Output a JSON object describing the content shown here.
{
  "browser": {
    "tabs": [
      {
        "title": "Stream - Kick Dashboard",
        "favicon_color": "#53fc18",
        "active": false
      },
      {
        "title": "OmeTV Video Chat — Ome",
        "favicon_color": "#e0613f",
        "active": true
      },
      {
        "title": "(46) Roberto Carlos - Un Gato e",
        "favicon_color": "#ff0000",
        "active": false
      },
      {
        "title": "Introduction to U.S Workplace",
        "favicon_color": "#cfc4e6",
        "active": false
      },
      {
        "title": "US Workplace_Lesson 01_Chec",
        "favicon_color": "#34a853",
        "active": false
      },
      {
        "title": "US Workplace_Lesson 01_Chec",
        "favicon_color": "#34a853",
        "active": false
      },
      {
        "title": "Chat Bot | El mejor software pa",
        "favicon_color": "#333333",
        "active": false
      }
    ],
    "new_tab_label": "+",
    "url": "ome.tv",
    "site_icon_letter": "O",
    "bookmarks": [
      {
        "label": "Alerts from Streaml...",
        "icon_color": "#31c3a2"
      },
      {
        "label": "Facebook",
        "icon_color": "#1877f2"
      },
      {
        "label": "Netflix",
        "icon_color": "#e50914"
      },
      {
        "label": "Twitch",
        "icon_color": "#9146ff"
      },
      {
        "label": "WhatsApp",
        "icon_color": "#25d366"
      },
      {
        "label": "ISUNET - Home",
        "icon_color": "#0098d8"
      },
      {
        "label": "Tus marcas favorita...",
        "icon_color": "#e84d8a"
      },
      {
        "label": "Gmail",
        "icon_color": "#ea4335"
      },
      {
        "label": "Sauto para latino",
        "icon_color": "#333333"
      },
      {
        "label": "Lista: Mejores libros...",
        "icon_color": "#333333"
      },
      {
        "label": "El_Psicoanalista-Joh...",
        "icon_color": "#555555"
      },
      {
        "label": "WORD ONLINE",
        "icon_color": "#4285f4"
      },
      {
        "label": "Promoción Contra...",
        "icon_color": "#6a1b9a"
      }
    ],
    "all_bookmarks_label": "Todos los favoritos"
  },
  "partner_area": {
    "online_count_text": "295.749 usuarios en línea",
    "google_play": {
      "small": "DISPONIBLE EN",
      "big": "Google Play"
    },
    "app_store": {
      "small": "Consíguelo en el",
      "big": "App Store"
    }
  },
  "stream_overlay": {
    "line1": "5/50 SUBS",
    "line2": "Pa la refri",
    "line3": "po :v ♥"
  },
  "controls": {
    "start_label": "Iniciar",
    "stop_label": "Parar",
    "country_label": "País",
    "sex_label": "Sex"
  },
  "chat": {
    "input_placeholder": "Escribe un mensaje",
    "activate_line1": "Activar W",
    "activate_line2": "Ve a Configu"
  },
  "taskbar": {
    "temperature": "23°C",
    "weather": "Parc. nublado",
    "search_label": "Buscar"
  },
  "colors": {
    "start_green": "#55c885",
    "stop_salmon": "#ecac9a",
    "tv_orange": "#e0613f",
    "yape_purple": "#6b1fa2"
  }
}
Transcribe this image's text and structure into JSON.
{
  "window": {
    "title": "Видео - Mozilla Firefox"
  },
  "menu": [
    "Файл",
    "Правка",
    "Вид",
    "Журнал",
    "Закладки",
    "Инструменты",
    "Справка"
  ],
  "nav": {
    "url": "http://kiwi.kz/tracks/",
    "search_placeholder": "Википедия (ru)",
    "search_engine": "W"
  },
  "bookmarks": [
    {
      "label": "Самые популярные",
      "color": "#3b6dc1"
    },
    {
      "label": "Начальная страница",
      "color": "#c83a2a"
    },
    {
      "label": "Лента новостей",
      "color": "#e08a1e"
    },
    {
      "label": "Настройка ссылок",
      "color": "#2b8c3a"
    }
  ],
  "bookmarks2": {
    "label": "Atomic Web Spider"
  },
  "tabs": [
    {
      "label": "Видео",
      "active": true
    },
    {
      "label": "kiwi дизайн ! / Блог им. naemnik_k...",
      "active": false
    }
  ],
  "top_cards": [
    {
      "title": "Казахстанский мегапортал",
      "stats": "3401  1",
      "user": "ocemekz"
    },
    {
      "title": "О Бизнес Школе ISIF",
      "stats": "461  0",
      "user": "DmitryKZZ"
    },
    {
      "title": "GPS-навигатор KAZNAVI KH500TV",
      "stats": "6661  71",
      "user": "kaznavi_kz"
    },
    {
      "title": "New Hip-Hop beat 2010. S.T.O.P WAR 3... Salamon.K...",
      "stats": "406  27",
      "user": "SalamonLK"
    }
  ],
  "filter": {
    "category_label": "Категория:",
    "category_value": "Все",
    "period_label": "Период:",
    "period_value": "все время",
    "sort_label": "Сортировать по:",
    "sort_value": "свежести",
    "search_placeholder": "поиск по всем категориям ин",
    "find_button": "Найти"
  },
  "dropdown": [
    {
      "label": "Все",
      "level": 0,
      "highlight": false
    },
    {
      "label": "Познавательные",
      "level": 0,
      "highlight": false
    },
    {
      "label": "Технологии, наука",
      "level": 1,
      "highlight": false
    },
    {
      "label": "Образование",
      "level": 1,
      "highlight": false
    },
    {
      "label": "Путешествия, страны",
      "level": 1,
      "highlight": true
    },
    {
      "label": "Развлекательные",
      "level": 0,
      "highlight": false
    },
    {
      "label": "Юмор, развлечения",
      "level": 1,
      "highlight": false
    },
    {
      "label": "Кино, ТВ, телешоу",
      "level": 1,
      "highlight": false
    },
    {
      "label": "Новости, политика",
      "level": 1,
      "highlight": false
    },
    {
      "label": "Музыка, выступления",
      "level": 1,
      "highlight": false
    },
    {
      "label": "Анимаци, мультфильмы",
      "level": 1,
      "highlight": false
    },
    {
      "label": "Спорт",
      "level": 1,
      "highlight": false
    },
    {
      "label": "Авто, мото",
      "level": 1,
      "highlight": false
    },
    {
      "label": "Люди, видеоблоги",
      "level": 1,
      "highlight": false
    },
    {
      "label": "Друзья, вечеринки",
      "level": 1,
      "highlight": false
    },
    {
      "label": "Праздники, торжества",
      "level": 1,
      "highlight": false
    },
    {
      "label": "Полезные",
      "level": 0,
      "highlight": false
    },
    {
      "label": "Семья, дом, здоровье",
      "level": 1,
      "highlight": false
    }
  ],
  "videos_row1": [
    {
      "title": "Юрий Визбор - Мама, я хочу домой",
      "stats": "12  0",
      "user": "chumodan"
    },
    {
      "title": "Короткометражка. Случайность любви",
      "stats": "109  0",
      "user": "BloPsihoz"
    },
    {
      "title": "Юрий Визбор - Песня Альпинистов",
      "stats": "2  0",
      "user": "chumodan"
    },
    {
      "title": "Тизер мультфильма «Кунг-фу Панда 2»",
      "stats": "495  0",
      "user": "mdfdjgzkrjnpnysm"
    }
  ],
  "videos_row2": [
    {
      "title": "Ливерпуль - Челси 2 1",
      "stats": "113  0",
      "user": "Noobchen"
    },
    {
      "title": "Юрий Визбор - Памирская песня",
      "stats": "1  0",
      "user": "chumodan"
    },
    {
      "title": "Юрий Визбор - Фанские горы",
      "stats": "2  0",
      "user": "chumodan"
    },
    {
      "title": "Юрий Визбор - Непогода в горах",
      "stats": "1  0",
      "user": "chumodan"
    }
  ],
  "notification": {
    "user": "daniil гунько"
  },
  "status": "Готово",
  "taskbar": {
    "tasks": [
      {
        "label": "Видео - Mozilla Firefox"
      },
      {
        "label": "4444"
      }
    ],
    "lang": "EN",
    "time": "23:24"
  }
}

══════

## [What is needed]
Without leaving anything out, give the entries again exactly.

## [Result of this task]
Output a JSON object describing the content shown here.
{
  "browser": {
    "tabs": [
      {
        "title": "Stream - Kick Dashboard",
        "favicon_color": "#53fc18",
        "active": false
      },
      {
        "title": "OmeTV Video Chat — Ome",
        "favicon_color": "#e0613f",
        "active": true
      },
      {
        "title": "(46) Roberto Carlos - Un Gato e",
        "favicon_color": "#ff0000",
        "active": false
      },
      {
        "title": "Introduction to U.S Workplace",
        "favicon_color": "#cfc4e6",
        "active": false
      },
      {
        "title": "US Workplace_Lesson 01_Chec",
        "favicon_color": "#34a853",
        "active": false
      },
      {
        "title": "US Workplace_Lesson 01_Chec",
        "favicon_color": "#34a853",
        "active": false
      },
      {
        "title": "Chat Bot | El mejor software pa",
        "favicon_color": "#333333",
        "active": false
      }
    ],
    "new_tab_label": "+",
    "url": "ome.tv",
    "site_icon_letter": "O",
    "bookmarks": [
      {
        "label": "Alerts from Streaml...",
        "icon_color": "#31c3a2"
      },
      {
        "label": "Facebook",
        "icon_color": "#1877f2"
      },
      {
        "label": "Netflix",
        "icon_color": "#e50914"
      },
      {
        "label": "Twitch",
        "icon_color": "#9146ff"
      },
      {
        "label": "WhatsApp",
        "icon_color": "#25d366"
      },
      {
        "label": "ISUNET - Home",
        "icon_color": "#0098d8"
      },
      {
        "label": "Tus marcas favorita...",
        "icon_color": "#e84d8a"
      },
      {
        "label": "Gmail",
        "icon_color": "#ea4335"
      },
      {
        "label": "Sauto para latino",
        "icon_color": "#333333"
      },
      {
        "label": "Lista: Mejores libros...",
        "icon_color": "#333333"
      },
      {
        "label": "El_Psicoanalista-Joh...",
        "icon_color": "#555555"
      },
      {
        "label": "WORD ONLINE",
        "icon_color": "#4285f4"
      },
      {
        "label": "Promoción Contra...",
        "icon_color": "#6a1b9a"
      }
    ],
    "all_bookmarks_label": "Todos los favoritos"
  },
  "partner_area": {
    "online_count_text": "295.749 usuarios en línea",
    "google_play": {
      "small": "DISPONIBLE EN",
      "big": "Google Play"
    },
    "app_store": {
      "small": "Consíguelo en el",
      "big": "App Store"
    }
  },
  "stream_overlay": {
    "line1": "5/50 SUBS",
    "line2": "Pa la refri",
    "line3": "po :v ♥"
  },
  "controls": {
    "start_label": "Iniciar",
    "stop_label": "Parar",
    "country_label": "País",
    "sex_label": "Sex"
  },
  "chat": {
    "input_placeholder": "Escribe un mensaje",
    "activate_line1": "Activar W",
    "activate_line2": "Ve a Configu"
  },
  "taskbar": {
    "temperature": "23°C",
    "weather": "Parc. nublado",
    "search_label": "Buscar"
  },
  "colors": {
    "start_green": "#55c885",
    "stop_salmon": "#ecac9a",
    "tv_orange": "#e0613f",
    "yape_purple": "#6b1fa2"
  }
}
Transcribe this image's text and structure into JSON.
{
  "window": {
    "title": "Видео - Mozilla Firefox"
  },
  "menu": [
    "Файл",
    "Правка",
    "Вид",
    "Журнал",
    "Закладки",
    "Инструменты",
    "Справка"
  ],
  "nav": {
    "url": "http://kiwi.kz/tracks/",
    "search_placeholder": "Википедия (ru)",
    "search_engine": "W"
  },
  "bookmarks": [
    {
      "label": "Самые популярные",
      "color": "#3b6dc1"
    },
    {
      "label": "Начальная страница",
      "color": "#c83a2a"
    },
    {
      "label": "Лента новостей",
      "color": "#e08a1e"
    },
    {
      "label": "Настройка ссылок",
      "color": "#2b8c3a"
    }
  ],
  "bookmarks2": {
    "label": "Atomic Web Spider"
  },
  "tabs": [
    {
      "label": "Видео",
      "active": true
    },
    {
      "label": "kiwi дизайн ! / Блог им. naemnik_k...",
      "active": false
    }
  ],
  "top_cards": [
    {
      "title": "Казахстанский мегапортал",
      "stats": "3401  1",
      "user": "ocemekz"
    },
    {
      "title": "О Бизнес Школе ISIF",
      "stats": "461  0",
      "user": "DmitryKZZ"
    },
    {
      "title": "GPS-навигатор KAZNAVI KH500TV",
      "stats": "6661  71",
      "user": "kaznavi_kz"
    },
    {
      "title": "New Hip-Hop beat 2010. S.T.O.P WAR 3... Salamon.K...",
      "stats": "406  27",
      "user": "SalamonLK"
    }
  ],
  "filter": {
    "category_label": "Категория:",
    "category_value": "Все",
    "period_label": "Период:",
    "period_value": "все время",
    "sort_label": "Сортировать по:",
    "sort_value": "свежести",
    "search_placeholder": "поиск по всем категориям ин",
    "find_button": "Найти"
  },
  "dropdown": [
    {
      "label": "Все",
      "level": 0,
      "highlight": false
    },
    {
      "label": "Познавательные",
      "level": 0,
      "highlight": false
    },
    {
      "label": "Технологии, наука",
      "level": 1,
      "highlight": false
    },
    {
      "label": "Образование",
      "level": 1,
      "highlight": false
    },
    {
      "label": "Путешествия, страны",
      "level": 1,
      "highlight": true
    },
    {
      "label": "Развлекательные",
      "level": 0,
      "highlight": false
    },
    {
      "label": "Юмор, развлечения",
      "level": 1,
      "highlight": false
    },
    {
      "label": "Кино, ТВ, телешоу",
      "level": 1,
      "highlight": false
    },
    {
      "label": "Новости, политика",
      "level": 1,
      "highlight": false
    },
    {
      "label": "Музыка, выступления",
      "level": 1,
      "highlight": false
    },
    {
      "label": "Анимаци, мультфильмы",
      "level": 1,
      "highlight": false
    },
    {
      "label": "Спорт",
      "level": 1,
      "highlight": false
    },
    {
      "label": "Авто, мото",
      "level": 1,
      "highlight": false
    },
    {
      "label": "Люди, видеоблоги",
      "level": 1,
      "highlight": false
    },
    {
      "label": "Друзья, вечеринки",
      "level": 1,
      "highlight": false
    },
    {
      "label": "Праздники, торжества",
      "level": 1,
      "highlight": false
    },
    {
      "label": "Полезные",
      "level": 0,
      "highlight": false
    },
    {
      "label": "Семья, дом, здоровье",
      "level": 1,
      "highlight": false
    }
  ],
  "videos_row1": [
    {
      "title": "Юрий Визбор - Мама, я хочу домой",
      "stats": "12  0",
      "user": "chumodan"
    },
    {
      "title": "Короткометражка. Случайность любви",
      "stats": "109  0",
      "user": "BloPsihoz"
    },
    {
      "title": "Юрий Визбор - Песня Альпинистов",
      "stats": "2  0",
      "user": "chumodan"
    },
    {
      "title": "Тизер мультфильма «Кунг-фу Панда 2»",
      "stats": "495  0",
      "user": "mdfdjgzkrjnpnysm"
    }
  ],
  "videos_row2": [
    {
      "title": "Ливерпуль - Челси 2 1",
      "stats": "113  0",
      "user": "Noobchen"
    },
    {
      "title": "Юрий Визбор - Памирская песня",
      "stats": "1  0",
      "user": "chumodan"
    },
    {
      "title": "Юрий Визбор - Фанские горы",
      "stats": "2  0",
      "user": "chumodan"
    },
    {
      "title": "Юрий Визбор - Непогода в горах",
      "stats": "1  0",
      "user": "chumodan"
    }
  ],
  "notification": {
    "user": "daniil гунько"
  },
  "status": "Готово",
  "taskbar": {
    "tasks": [
      {
        "label": "Видео - Mozilla Firefox"
      },
      {
        "label": "4444"
      }
    ],
    "lang": "EN",
    "time": "23:24"
  }
}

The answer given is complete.